Given information –
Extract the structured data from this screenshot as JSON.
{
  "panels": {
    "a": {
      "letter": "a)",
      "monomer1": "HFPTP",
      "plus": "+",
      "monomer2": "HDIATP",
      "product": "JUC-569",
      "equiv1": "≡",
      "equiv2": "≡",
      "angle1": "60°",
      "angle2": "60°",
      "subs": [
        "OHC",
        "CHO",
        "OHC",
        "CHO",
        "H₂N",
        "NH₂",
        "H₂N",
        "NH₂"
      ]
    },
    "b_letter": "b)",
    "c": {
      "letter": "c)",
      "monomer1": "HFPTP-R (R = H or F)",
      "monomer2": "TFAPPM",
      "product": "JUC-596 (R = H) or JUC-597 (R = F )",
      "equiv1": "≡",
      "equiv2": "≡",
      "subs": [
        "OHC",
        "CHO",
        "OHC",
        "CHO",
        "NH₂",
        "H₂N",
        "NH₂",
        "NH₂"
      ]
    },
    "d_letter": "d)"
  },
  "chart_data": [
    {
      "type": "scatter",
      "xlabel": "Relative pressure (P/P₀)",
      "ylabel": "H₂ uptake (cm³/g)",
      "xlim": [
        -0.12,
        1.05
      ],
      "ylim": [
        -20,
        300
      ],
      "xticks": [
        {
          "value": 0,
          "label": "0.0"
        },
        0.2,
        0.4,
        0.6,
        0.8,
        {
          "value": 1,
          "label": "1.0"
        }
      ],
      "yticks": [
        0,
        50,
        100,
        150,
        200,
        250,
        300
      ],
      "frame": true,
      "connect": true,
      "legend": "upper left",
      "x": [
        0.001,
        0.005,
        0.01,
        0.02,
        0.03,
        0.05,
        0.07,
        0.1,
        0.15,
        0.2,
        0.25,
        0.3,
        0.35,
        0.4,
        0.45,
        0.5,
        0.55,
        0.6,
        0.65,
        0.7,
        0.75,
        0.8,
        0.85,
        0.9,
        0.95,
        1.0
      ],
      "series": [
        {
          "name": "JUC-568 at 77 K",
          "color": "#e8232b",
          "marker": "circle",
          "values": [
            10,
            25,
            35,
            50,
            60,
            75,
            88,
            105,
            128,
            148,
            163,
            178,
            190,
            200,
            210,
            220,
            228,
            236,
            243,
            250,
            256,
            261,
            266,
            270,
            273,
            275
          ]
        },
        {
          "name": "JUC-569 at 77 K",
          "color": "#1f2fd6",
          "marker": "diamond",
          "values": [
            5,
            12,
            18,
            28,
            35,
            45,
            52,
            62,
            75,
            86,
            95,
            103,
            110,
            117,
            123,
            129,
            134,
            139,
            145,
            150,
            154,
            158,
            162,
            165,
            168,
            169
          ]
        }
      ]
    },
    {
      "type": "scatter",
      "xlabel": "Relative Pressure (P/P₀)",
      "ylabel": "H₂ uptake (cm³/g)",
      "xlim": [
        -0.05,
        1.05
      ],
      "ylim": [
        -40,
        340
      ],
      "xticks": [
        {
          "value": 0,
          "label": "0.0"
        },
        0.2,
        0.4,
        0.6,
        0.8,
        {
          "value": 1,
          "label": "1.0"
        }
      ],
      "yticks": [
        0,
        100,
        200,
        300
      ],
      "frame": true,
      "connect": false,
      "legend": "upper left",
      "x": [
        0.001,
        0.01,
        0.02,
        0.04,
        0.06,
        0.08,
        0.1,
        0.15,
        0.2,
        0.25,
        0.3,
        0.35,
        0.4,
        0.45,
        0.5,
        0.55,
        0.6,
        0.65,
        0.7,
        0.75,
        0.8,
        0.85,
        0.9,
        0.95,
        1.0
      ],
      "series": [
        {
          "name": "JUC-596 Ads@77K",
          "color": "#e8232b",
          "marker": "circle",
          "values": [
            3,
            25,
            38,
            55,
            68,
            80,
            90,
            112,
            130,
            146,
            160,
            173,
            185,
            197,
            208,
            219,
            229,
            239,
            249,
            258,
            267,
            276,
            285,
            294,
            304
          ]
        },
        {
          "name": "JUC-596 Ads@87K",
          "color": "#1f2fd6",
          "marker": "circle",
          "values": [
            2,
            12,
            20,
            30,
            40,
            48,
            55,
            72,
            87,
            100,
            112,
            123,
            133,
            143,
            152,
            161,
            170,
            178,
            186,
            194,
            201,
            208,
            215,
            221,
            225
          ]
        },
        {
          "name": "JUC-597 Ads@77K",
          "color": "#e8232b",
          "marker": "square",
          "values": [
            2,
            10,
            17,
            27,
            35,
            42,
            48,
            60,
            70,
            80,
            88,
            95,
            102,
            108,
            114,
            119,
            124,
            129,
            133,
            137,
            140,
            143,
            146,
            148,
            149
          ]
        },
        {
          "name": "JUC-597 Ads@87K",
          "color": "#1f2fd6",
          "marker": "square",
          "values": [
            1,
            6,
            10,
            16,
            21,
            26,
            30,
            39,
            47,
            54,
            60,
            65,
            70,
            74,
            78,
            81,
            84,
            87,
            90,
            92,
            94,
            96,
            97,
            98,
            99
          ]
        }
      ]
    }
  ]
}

Task brief –
Give the data again, exactly as it stands.

Finished task –
Extract the structured data from this screenshot as JSON.
{
  "panels": {
    "a": {
      "letter": "a)",
      "monomer1": "HFPTP",
      "plus": "+",
      "monomer2": "HDIATP",
      "product": "JUC-569",
      "equiv1": "≡",
      "equiv2": "≡",
      "angle1": "60°",
      "angle2": "60°",
      "subs": [
        "OHC",
        "CHO",
        "OHC",
        "CHO",
        "H₂N",
        "NH₂",
        "H₂N",
        "NH₂"
      ]
    },
    "b_letter": "b)",
    "c": {
      "letter": "c)",
      "monomer1": "HFPTP-R (R = H or F)",
      "monomer2": "TFAPPM",
      "product": "JUC-596 (R = H) or JUC-597 (R = F )",
      "equiv1": "≡",
      "equiv2": "≡",
      "subs": [
        "OHC",
        "CHO",
        "OHC",
        "CHO",
        "NH₂",
        "H₂N",
        "NH₂",
        "NH₂"
      ]
    },
    "d_letter": "d)"
  },
  "chart_data": [
    {
      "type": "scatter",
      "xlabel": "Relative pressure (P/P₀)",
      "ylabel": "H₂ uptake (cm³/g)",
      "xlim": [
        -0.12,
        1.05
      ],
      "ylim": [
        -20,
        300
      ],
      "xticks": [
        {
          "value": 0,
          "label": "0.0"
        },
        0.2,
        0.4,
        0.6,
        0.8,
        {
          "value": 1,
          "label": "1.0"
        }
      ],
      "yticks": [
        0,
        50,
        100,
        150,
        200,
        250,
        300
      ],
      "frame": true,
      "connect": true,
      "legend": "upper left",
      "x": [
        0.001,
        0.005,
        0.01,
        0.02,
        0.03,
        0.05,
        0.07,
        0.1,
        0.15,
        0.2,
        0.25,
        0.3,
        0.35,
        0.4,
        0.45,
        0.5,
        0.55,
        0.6,
        0.65,
        0.7,
        0.75,
        0.8,
        0.85,
        0.9,
        0.95,
        1.0
      ],
      "series": [
        {
          "name": "JUC-568 at 77 K",
          "color": "#e8232b",
          "marker": "circle",
          "values": [
            10,
            25,
            35,
            50,
            60,
            75,
            88,
            105,
            128,
            148,
            163,
            178,
            190,
            200,
            210,
            220,
            228,
            236,
            243,
            250,
            256,
            261,
            266,
            270,
            273,
            275
          ]
        },
        {
          "name": "JUC-569 at 77 K",
          "color": "#1f2fd6",
          "marker": "diamond",
          "values": [
            5,
            12,
            18,
            28,
            35,
            45,
            52,
            62,
            75,
            86,
            95,
            103,
            110,
            117,
            123,
            129,
            134,
            139,
            145,
            150,
            154,
            158,
            162,
            165,
            168,
            169
          ]
        }
      ]
    },
    {
      "type": "scatter",
      "xlabel": "Relative Pressure (P/P₀)",
      "ylabel": "H₂ uptake (cm³/g)",
      "xlim": [
        -0.05,
        1.05
      ],
      "ylim": [
        -40,
        340
      ],
      "xticks": [
        {
          "value": 0,
          "label": "0.0"
        },
        0.2,
        0.4,
        0.6,
        0.8,
        {
          "value": 1,
          "label": "1.0"
        }
      ],
      "yticks": [
        0,
        100,
        200,
        300
      ],
      "frame": true,
      "connect": false,
      "legend": "upper left",
      "x": [
        0.001,
        0.01,
        0.02,
        0.04,
        0.06,
        0.08,
        0.1,
        0.15,
        0.2,
        0.25,
        0.3,
        0.35,
        0.4,
        0.45,
        0.5,
        0.55,
        0.6,
        0.65,
        0.7,
        0.75,
        0.8,
        0.85,
        0.9,
        0.95,
        1.0
      ],
      "series": [
        {
          "name": "JUC-596 Ads@77K",
          "color": "#e8232b",
          "marker": "circle",
          "values": [
            3,
            25,
            38,
            55,
            68,
            80,
            90,
            112,
            130,
            146,
            160,
            173,
            185,
            197,
            208,
            219,
            229,
            239,
            249,
            258,
            267,
            276,
            285,
            294,
            304
          ]
        },
        {
          "name": "JUC-596 Ads@87K",
          "color": "#1f2fd6",
          "marker": "circle",
          "values": [
            2,
            12,
            20,
            30,
            40,
            48,
            55,
            72,
            87,
            100,
            112,
            123,
            133,
            143,
            152,
            161,
            170,
            178,
            186,
            194,
            201,
            208,
            215,
            221,
            225
          ]
        },
        {
          "name": "JUC-597 Ads@77K",
          "color": "#e8232b",
          "marker": "square",
          "values": [
            2,
            10,
            17,
            27,
            35,
            42,
            48,
            60,
            70,
            80,
            88,
            95,
            102,
            108,
            114,
            119,
            124,
            129,
            133,
            137,
            140,
            143,
            146,
            148,
            149
          ]
        },
        {
          "name": "JUC-597 Ads@87K",
          "color": "#1f2fd6",
          "marker": "square",
          "values": [
            1,
            6,
            10,
            16,
            21,
            26,
            30,
            39,
            47,
            54,
            60,
            65,
            70,
            74,
            78,
            81,
            84,
            87,
            90,
            92,
            94,
            96,
            97,
            98,
            99
          ]
        }
      ]
    }
  ]
}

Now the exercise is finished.